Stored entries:
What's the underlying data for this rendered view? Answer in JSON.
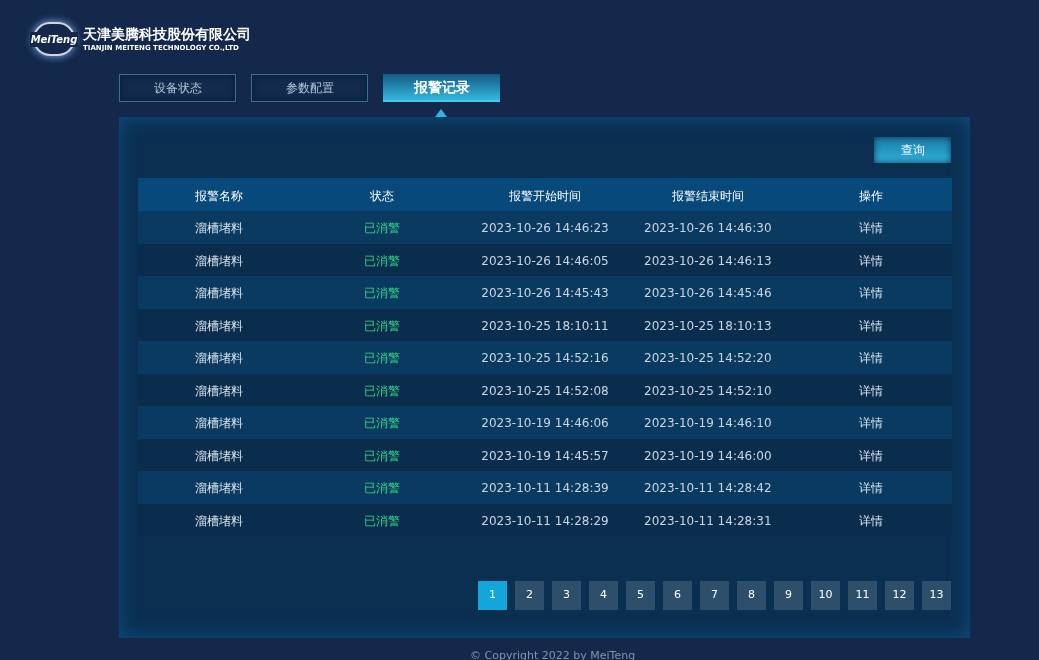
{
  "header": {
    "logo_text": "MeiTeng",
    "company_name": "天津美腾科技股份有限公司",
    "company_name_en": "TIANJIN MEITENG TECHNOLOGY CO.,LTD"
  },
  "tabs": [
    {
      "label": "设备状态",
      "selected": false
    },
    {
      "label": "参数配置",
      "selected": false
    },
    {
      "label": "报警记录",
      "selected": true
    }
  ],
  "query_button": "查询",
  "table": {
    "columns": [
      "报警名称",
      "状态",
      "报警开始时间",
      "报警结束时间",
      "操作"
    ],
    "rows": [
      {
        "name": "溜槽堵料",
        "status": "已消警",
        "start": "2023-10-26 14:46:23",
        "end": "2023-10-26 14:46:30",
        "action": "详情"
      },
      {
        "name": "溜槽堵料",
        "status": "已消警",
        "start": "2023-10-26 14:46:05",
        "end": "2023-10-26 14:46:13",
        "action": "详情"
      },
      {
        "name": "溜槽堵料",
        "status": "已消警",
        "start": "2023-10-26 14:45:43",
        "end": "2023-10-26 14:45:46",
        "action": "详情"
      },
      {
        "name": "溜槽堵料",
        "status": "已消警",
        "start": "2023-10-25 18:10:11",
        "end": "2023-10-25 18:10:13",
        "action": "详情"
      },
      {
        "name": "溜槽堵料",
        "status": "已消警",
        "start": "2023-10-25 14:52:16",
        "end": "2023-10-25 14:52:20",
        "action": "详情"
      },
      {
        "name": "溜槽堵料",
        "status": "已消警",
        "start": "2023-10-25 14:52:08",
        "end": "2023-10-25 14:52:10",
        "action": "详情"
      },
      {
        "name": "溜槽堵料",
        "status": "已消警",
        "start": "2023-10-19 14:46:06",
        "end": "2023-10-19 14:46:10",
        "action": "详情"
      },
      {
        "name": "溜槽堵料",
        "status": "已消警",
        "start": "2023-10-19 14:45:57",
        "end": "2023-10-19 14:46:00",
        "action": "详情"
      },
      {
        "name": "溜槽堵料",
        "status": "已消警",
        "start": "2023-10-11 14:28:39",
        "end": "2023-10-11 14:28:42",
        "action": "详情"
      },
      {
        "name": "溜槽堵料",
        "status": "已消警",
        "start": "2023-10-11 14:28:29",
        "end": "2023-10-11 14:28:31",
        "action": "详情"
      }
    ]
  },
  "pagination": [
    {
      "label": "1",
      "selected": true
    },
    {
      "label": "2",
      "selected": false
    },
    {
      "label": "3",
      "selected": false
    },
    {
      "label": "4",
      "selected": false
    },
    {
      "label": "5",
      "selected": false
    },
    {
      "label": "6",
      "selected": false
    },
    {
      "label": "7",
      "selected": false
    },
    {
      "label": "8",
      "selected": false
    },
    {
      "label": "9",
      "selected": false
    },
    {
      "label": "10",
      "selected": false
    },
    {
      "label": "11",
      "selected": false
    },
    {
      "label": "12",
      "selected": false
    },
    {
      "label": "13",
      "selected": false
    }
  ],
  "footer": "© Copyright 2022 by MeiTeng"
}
---
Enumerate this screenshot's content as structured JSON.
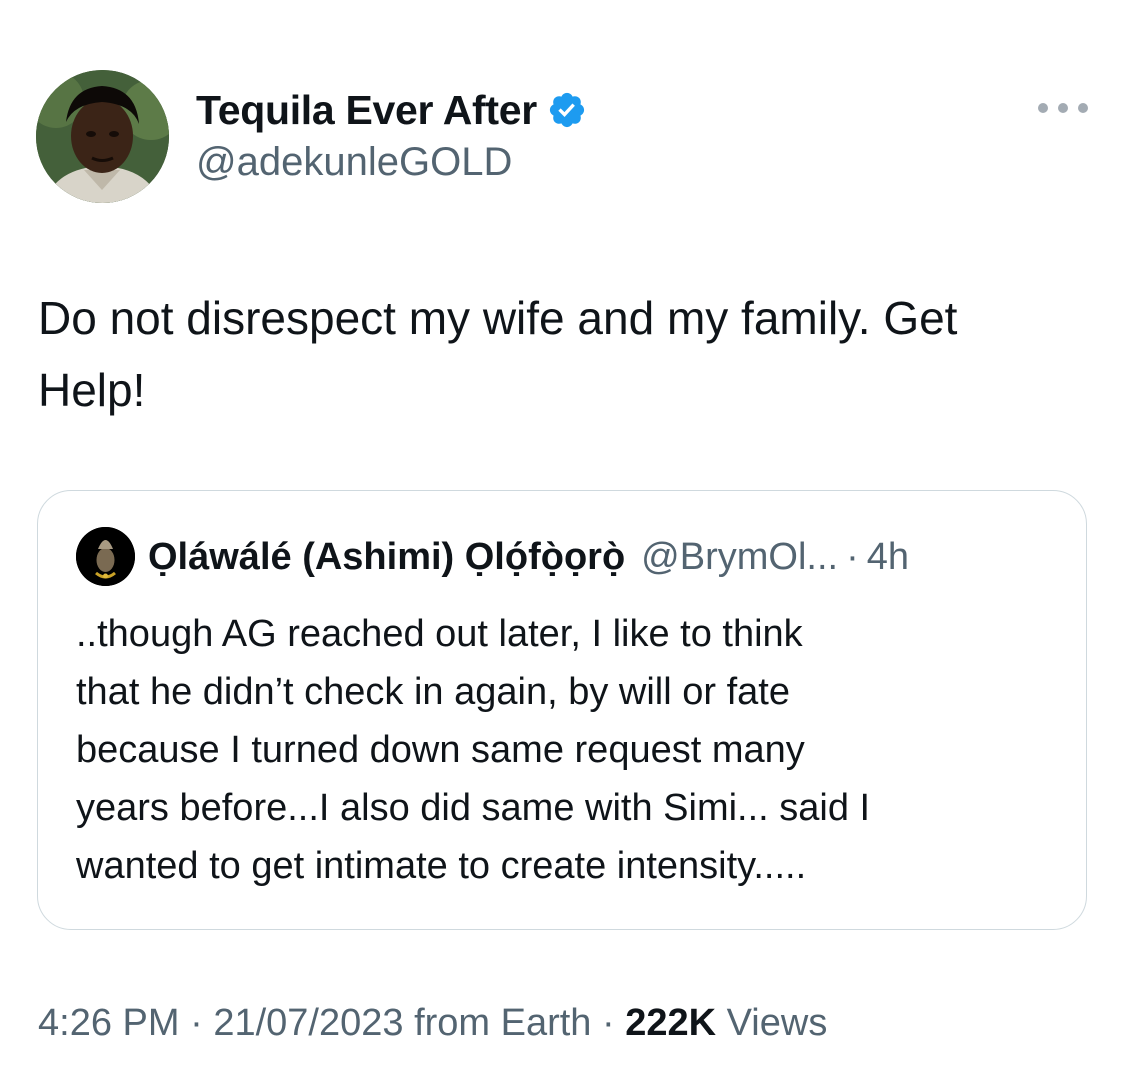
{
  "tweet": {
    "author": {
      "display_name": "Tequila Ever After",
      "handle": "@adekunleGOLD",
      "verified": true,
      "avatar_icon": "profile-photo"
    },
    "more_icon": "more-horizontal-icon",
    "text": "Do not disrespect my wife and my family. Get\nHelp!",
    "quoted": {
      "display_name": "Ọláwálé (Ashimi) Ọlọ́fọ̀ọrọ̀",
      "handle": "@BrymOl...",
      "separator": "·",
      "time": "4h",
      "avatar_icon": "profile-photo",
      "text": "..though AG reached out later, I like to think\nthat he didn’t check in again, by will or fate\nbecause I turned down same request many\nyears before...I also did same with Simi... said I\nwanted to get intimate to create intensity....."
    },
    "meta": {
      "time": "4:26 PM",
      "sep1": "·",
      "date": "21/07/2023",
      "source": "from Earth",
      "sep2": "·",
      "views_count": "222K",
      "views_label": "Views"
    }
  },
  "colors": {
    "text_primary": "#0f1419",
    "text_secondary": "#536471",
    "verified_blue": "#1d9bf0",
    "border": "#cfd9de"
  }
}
---
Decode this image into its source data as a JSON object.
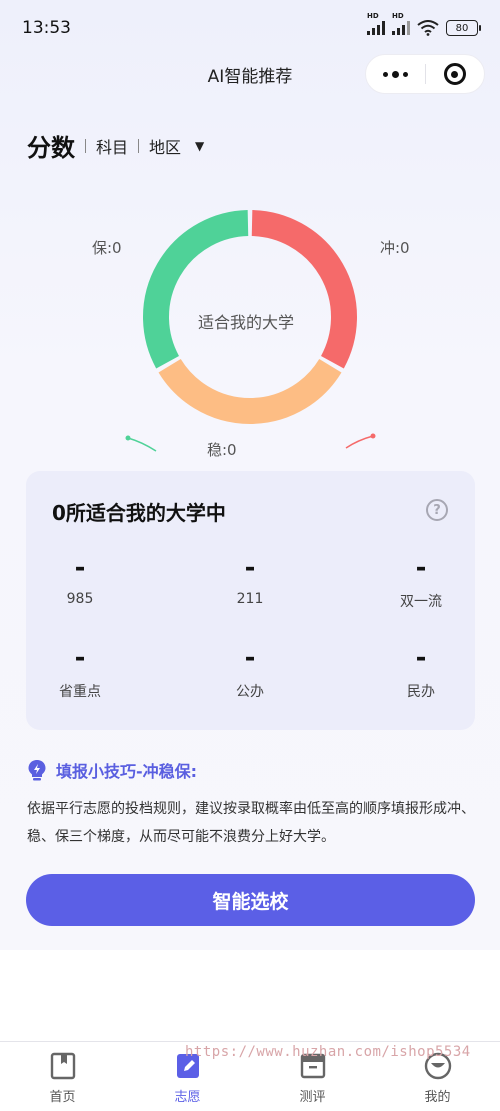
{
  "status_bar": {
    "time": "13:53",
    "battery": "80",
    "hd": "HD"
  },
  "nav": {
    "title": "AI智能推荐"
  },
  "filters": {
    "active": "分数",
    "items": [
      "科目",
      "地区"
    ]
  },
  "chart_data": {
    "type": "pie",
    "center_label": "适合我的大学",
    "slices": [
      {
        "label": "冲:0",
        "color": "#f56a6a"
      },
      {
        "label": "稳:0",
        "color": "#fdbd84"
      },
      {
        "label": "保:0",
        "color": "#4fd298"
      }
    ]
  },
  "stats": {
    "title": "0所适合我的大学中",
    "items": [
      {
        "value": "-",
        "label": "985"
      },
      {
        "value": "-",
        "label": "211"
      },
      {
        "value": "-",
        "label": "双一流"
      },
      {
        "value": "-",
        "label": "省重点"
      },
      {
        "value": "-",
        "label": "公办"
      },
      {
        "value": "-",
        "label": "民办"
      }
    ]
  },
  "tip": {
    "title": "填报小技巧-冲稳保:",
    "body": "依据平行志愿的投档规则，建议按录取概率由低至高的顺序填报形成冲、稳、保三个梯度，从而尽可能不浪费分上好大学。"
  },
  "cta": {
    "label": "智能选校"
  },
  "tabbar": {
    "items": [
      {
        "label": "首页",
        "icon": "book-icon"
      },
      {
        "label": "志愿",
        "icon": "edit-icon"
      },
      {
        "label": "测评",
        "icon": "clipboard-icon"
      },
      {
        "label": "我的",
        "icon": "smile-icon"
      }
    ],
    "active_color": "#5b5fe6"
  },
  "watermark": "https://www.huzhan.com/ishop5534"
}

Exercise: Find how many lines in the material hold the word "source" and state that number alone.

Task solution: 2